** begin Recorded data **

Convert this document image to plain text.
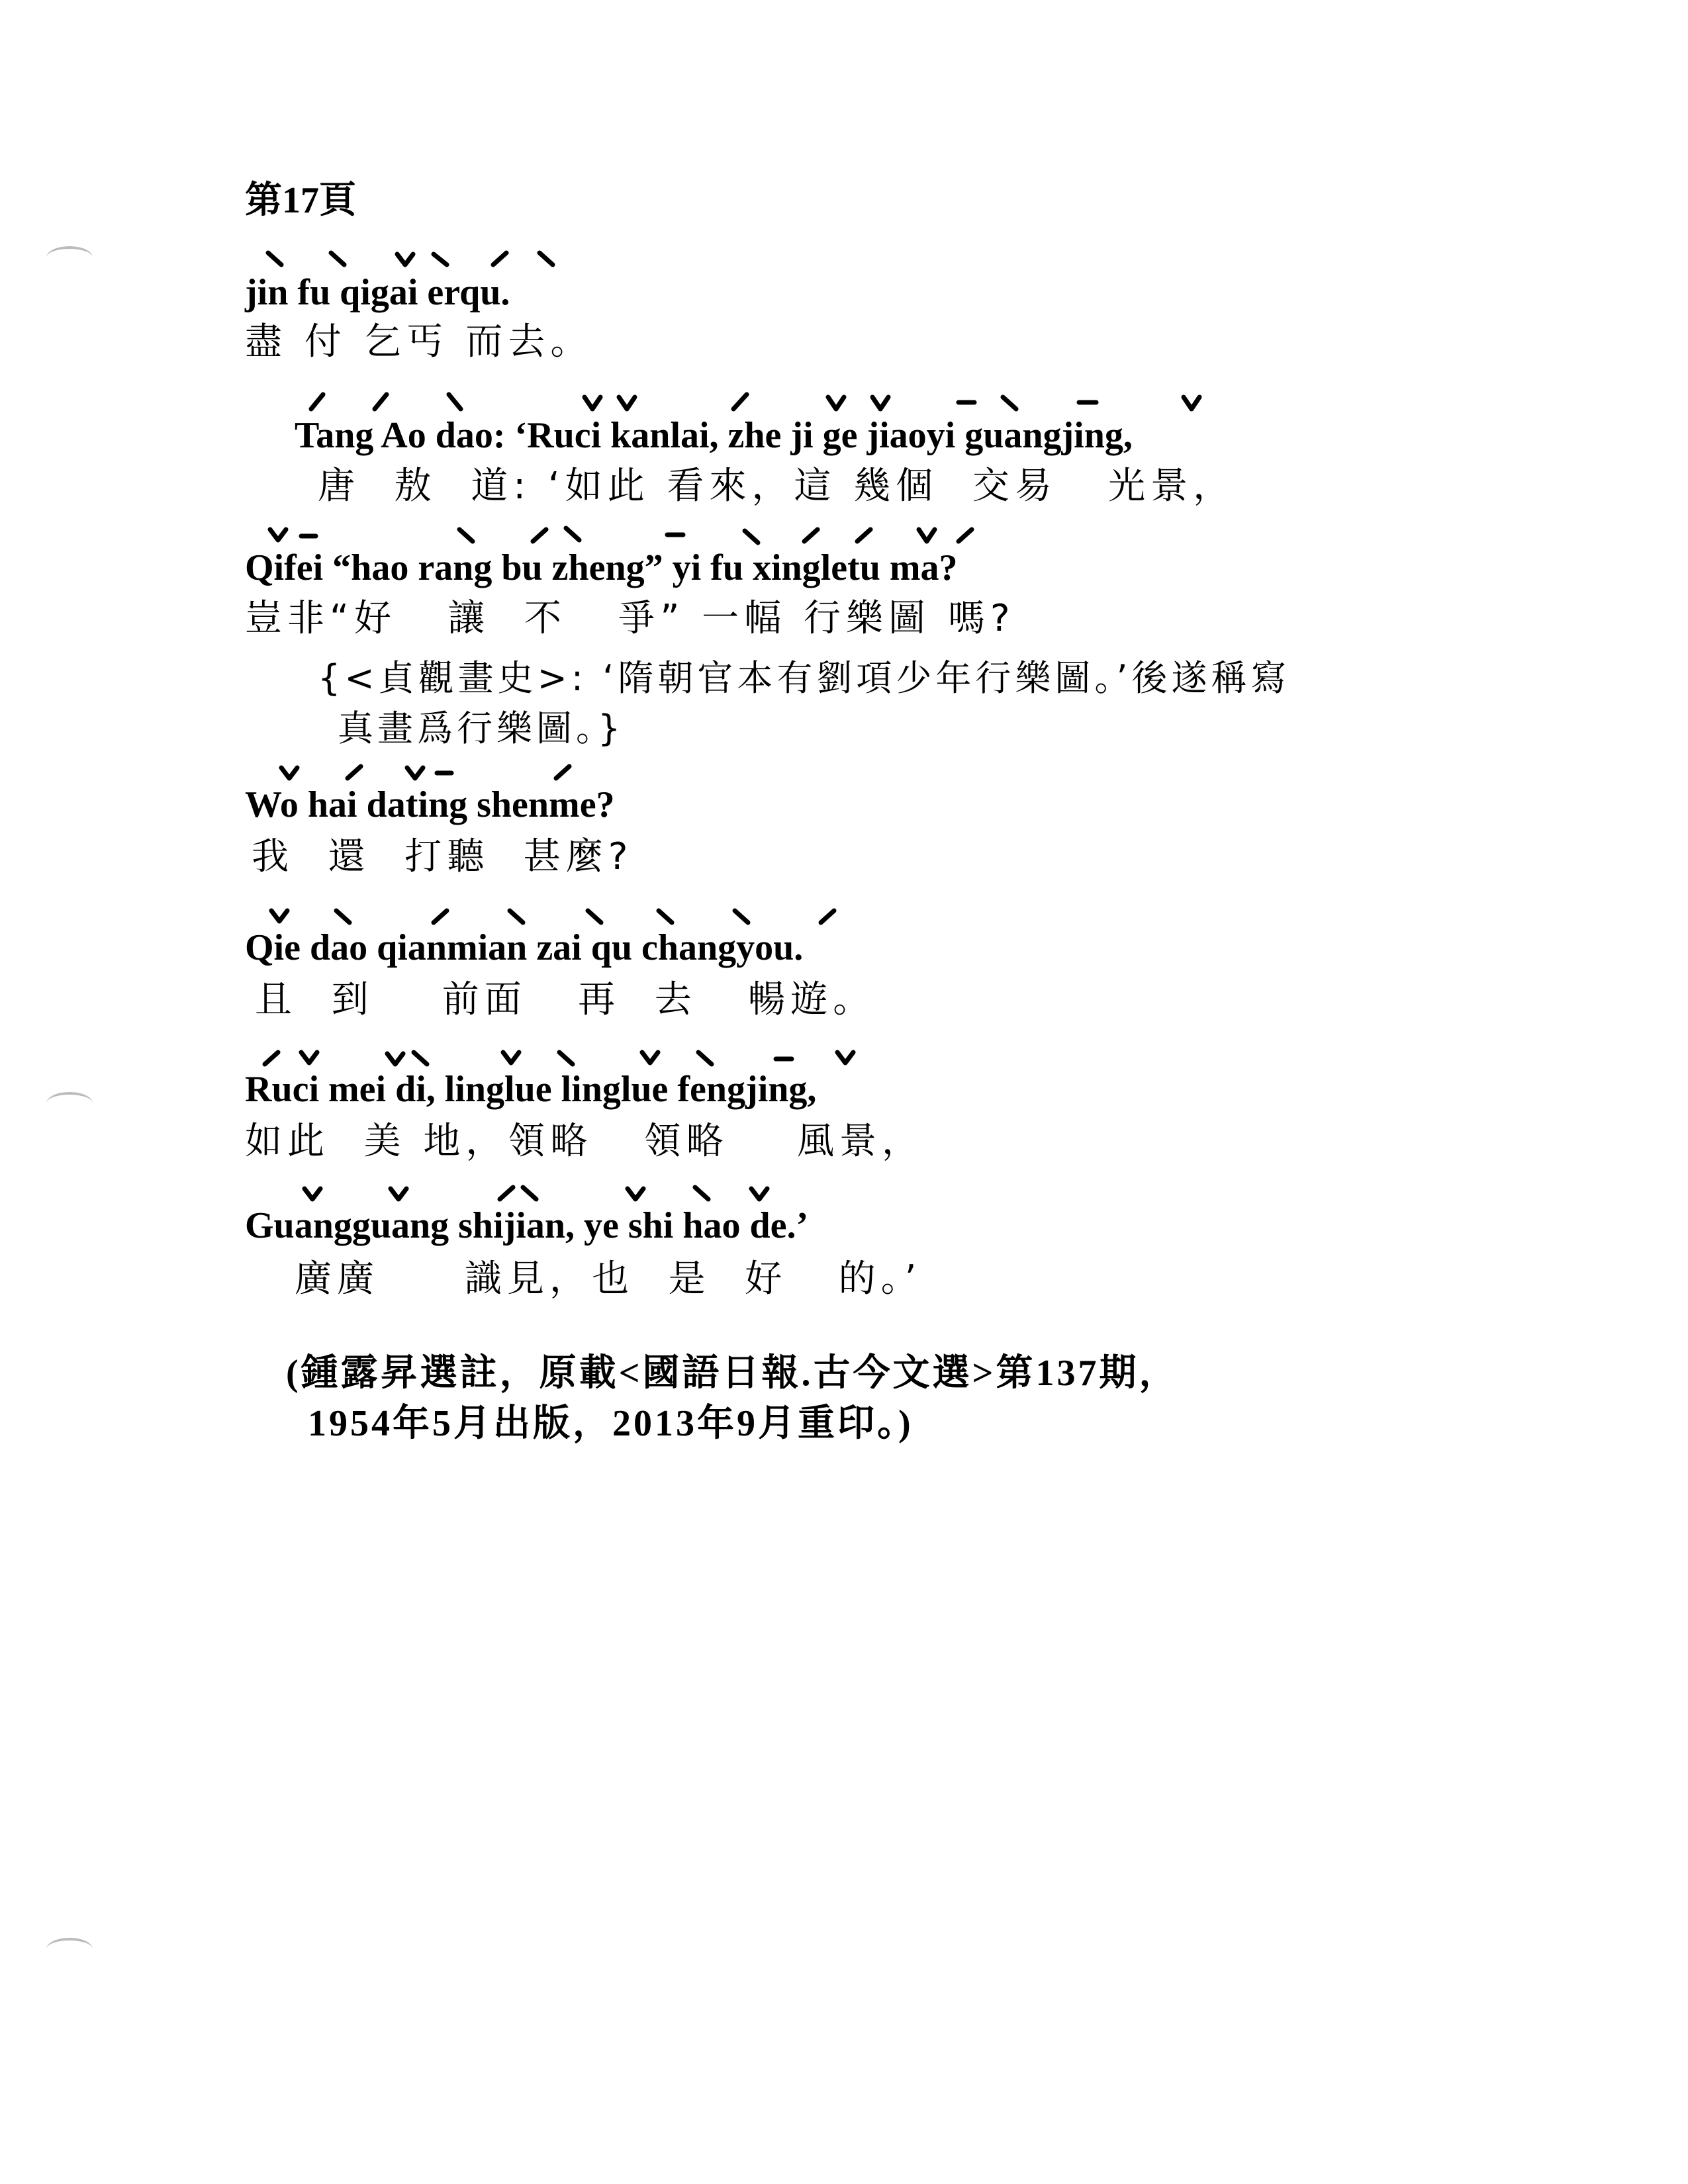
第17頁
jin fu qigai erqu.
盡 付 乞丐 而去。
Tang Ao dao: ‘Ruci kanlai, zhe ji ge jiaoyi guangjing,
唐  敖  道: ‘如此 看來，這 幾個  交易   光景，
Qifei “hao rang bu zheng” yi fu xingletu ma?
豈非“好   讓  不   爭” 一幅 行樂圖 嗎?
{<貞觀畫史>: ‘隋朝官本有劉項少年行樂圖。’後遂稱寫
真畫爲行樂圖。}
Wo hai dating shenme?
我  還  打聽  甚麼?
Qie dao qianmian zai qu changyou.
且  到    前面   再  去   暢遊。
Ruci mei di, linglue linglue fengjing,
如此  美 地，領略   領略    風景，
Guangguang shijian, ye shi hao de.’
廣廣     識見，也  是  好   的。’
(鍾露昇選註，原載<國語日報.古今文選>第137期，
1954年5月出版，2013年9月重印。)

** end Recorded data **

## Task statement
Repeat the data in full and exactly. Omit pictures.

## Reply
Convert this document image to plain text.
第17頁
jin fu qigai erqu.
盡 付 乞丐 而去。
Tang Ao dao: ‘Ruci kanlai, zhe ji ge jiaoyi guangjing,
唐  敖  道: ‘如此 看來，這 幾個  交易   光景，
Qifei “hao rang bu zheng” yi fu xingletu ma?
豈非“好   讓  不   爭” 一幅 行樂圖 嗎?
{<貞觀畫史>: ‘隋朝官本有劉項少年行樂圖。’後遂稱寫
真畫爲行樂圖。}
Wo hai dating shenme?
我  還  打聽  甚麼?
Qie dao qianmian zai qu changyou.
且  到    前面   再  去   暢遊。
Ruci mei di, linglue linglue fengjing,
如此  美 地，領略   領略    風景，
Guangguang shijian, ye shi hao de.’
廣廣     識見，也  是  好   的。’
(鍾露昇選註，原載<國語日報.古今文選>第137期，
1954年5月出版，2013年9月重印。)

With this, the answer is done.